### Set problem:
Which lines hold the word "right"? Show each of them.

### Entries supplied:
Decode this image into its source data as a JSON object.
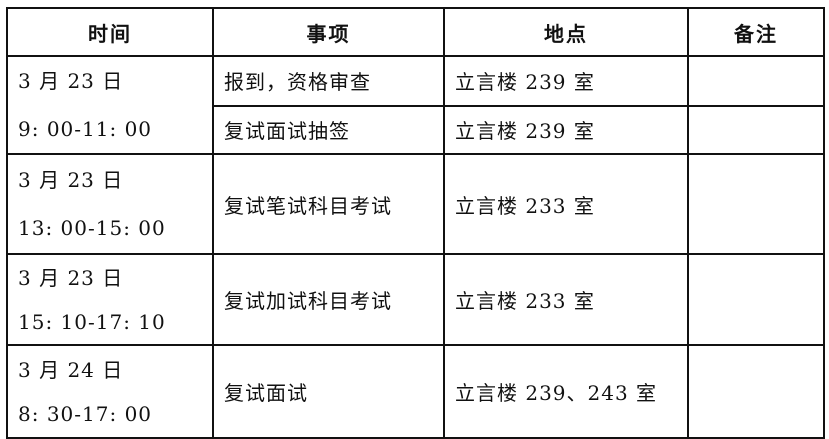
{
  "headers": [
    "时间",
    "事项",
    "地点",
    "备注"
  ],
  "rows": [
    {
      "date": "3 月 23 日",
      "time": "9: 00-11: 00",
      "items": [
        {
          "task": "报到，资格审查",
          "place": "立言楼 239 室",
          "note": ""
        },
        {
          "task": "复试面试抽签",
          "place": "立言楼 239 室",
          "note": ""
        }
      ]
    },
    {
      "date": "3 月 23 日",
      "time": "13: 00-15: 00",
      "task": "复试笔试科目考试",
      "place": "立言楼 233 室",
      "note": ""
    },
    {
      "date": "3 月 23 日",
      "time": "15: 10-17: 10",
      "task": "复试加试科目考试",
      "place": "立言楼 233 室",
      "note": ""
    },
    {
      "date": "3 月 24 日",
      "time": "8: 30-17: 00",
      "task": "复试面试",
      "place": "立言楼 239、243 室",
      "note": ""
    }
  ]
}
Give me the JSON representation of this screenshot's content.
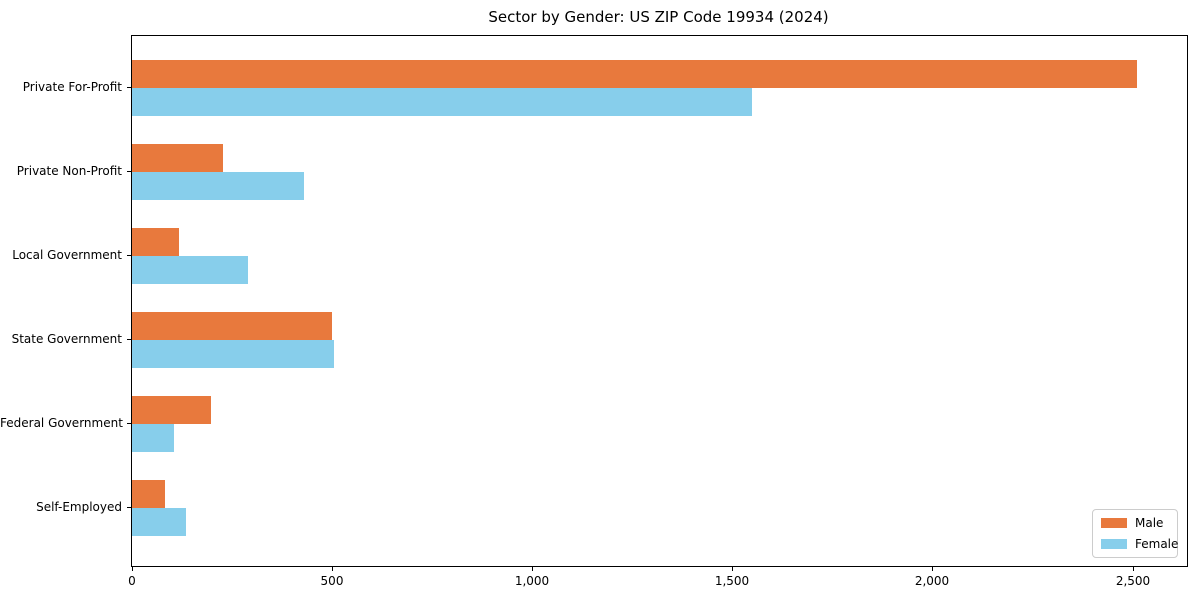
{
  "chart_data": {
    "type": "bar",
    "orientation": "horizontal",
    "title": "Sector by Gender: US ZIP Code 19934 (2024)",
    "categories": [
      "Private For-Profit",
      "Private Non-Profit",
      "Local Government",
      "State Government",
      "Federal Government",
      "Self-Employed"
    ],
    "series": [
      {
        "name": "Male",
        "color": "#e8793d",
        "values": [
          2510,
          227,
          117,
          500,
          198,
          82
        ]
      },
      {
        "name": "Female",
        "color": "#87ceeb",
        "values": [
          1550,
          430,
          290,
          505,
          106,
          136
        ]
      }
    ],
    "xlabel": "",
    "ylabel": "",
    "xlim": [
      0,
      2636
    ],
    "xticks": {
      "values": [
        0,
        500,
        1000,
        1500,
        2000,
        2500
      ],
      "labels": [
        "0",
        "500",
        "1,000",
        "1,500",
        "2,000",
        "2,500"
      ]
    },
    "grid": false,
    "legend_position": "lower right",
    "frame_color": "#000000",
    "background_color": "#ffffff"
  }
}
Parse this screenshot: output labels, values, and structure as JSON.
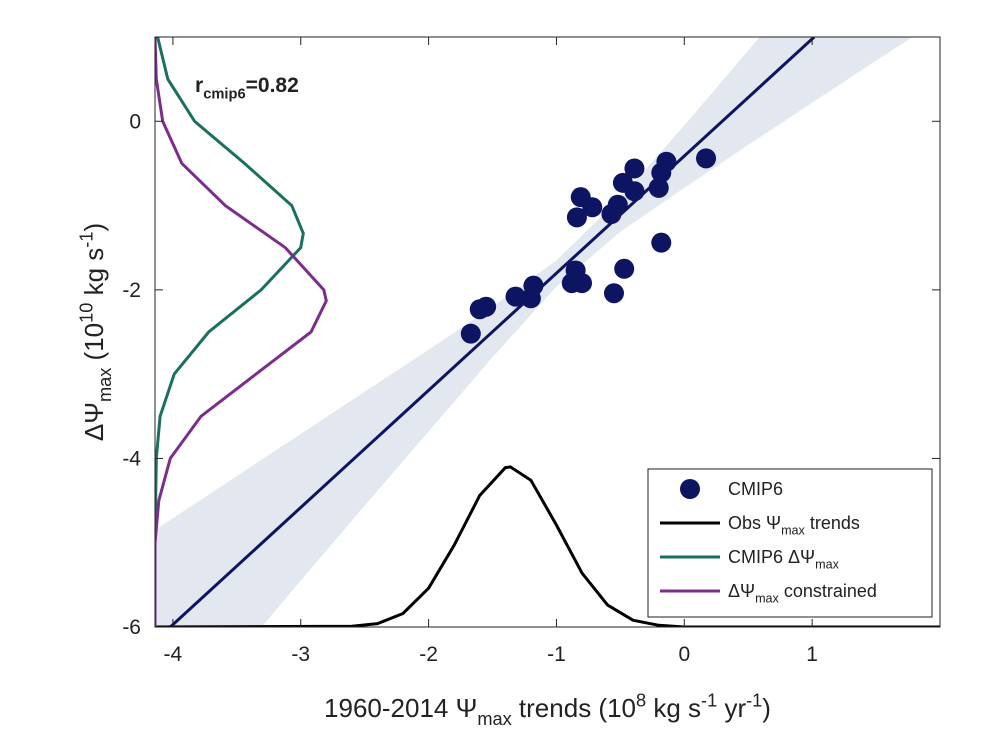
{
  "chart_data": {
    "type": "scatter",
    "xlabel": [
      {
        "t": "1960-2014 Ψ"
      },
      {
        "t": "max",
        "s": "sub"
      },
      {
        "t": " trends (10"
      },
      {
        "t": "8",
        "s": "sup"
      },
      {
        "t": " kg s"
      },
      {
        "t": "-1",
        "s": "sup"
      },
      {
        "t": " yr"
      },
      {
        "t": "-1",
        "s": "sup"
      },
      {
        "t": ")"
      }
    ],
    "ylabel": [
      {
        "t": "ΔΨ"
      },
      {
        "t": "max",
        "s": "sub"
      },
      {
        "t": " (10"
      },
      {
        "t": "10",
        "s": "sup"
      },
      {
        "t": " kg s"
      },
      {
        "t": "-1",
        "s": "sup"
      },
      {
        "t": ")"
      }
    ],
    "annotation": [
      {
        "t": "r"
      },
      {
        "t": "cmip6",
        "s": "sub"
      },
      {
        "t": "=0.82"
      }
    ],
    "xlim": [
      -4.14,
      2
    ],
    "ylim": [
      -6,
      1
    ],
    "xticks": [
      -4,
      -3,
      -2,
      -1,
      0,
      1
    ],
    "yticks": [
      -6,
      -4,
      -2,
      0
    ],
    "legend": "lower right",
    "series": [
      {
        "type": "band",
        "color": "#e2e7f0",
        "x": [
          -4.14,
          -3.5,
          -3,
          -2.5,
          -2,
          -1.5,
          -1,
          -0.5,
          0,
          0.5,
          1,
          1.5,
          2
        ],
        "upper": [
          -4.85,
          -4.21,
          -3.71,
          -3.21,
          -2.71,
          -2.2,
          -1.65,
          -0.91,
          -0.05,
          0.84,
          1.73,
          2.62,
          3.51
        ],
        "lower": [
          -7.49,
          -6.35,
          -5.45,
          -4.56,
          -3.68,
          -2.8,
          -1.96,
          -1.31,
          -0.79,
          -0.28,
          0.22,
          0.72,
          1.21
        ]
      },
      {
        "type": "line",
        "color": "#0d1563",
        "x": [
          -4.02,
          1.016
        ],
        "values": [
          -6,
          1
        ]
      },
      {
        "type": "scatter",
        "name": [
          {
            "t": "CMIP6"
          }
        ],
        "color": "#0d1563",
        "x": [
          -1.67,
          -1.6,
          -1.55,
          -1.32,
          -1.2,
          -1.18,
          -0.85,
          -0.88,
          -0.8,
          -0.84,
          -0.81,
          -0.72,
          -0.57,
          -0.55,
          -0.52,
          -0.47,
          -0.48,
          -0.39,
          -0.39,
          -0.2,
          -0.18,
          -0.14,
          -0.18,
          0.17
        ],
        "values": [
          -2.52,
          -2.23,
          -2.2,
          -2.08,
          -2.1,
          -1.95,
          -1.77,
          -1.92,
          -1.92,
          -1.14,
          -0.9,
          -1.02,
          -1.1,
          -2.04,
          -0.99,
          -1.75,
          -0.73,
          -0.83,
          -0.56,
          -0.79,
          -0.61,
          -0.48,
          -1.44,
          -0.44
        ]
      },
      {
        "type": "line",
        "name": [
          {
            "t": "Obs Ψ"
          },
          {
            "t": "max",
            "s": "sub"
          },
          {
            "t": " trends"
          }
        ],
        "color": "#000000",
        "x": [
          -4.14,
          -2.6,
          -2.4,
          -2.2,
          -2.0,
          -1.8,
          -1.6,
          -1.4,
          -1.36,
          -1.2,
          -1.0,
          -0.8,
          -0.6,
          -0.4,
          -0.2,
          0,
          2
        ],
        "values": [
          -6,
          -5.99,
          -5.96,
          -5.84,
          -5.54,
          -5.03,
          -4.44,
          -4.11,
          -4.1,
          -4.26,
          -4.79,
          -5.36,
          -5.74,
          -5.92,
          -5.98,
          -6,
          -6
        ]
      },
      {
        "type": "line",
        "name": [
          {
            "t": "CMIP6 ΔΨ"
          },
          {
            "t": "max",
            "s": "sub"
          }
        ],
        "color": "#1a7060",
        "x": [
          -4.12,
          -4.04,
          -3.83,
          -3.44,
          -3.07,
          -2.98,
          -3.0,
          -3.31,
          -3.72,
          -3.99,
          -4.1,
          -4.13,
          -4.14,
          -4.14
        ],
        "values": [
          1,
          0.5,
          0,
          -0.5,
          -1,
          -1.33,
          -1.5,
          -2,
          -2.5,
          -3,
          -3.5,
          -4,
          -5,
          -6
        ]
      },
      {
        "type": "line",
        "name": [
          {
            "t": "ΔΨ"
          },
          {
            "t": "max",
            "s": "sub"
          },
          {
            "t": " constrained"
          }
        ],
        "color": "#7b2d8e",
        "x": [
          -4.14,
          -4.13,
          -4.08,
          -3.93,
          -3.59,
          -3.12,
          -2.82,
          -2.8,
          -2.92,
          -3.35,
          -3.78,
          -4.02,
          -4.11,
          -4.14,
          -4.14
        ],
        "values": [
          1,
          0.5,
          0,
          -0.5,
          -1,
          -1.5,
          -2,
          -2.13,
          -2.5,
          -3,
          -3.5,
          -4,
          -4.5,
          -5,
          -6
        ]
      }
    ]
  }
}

---

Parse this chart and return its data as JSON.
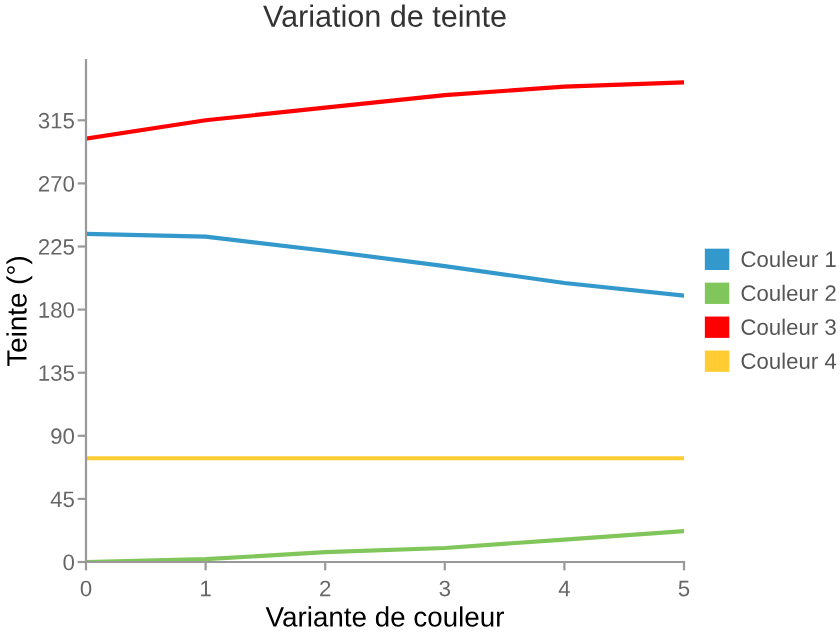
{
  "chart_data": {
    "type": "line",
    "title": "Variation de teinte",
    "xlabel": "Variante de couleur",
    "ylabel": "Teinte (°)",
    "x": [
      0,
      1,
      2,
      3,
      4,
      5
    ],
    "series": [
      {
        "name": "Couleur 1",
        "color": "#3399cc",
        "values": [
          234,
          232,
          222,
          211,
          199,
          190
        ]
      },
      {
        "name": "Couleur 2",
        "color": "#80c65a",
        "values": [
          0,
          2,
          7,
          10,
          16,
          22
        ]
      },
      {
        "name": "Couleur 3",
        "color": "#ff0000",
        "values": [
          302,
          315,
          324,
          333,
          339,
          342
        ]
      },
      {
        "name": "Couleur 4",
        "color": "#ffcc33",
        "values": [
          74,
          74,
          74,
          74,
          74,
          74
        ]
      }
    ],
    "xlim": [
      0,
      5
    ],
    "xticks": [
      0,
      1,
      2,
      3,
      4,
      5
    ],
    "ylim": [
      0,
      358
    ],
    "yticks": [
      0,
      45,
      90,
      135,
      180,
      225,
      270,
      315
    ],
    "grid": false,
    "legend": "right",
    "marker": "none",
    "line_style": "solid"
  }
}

### Expected answer:
    "legend_position": "lower right",
    "legend": "lower right",
    "legend": "right",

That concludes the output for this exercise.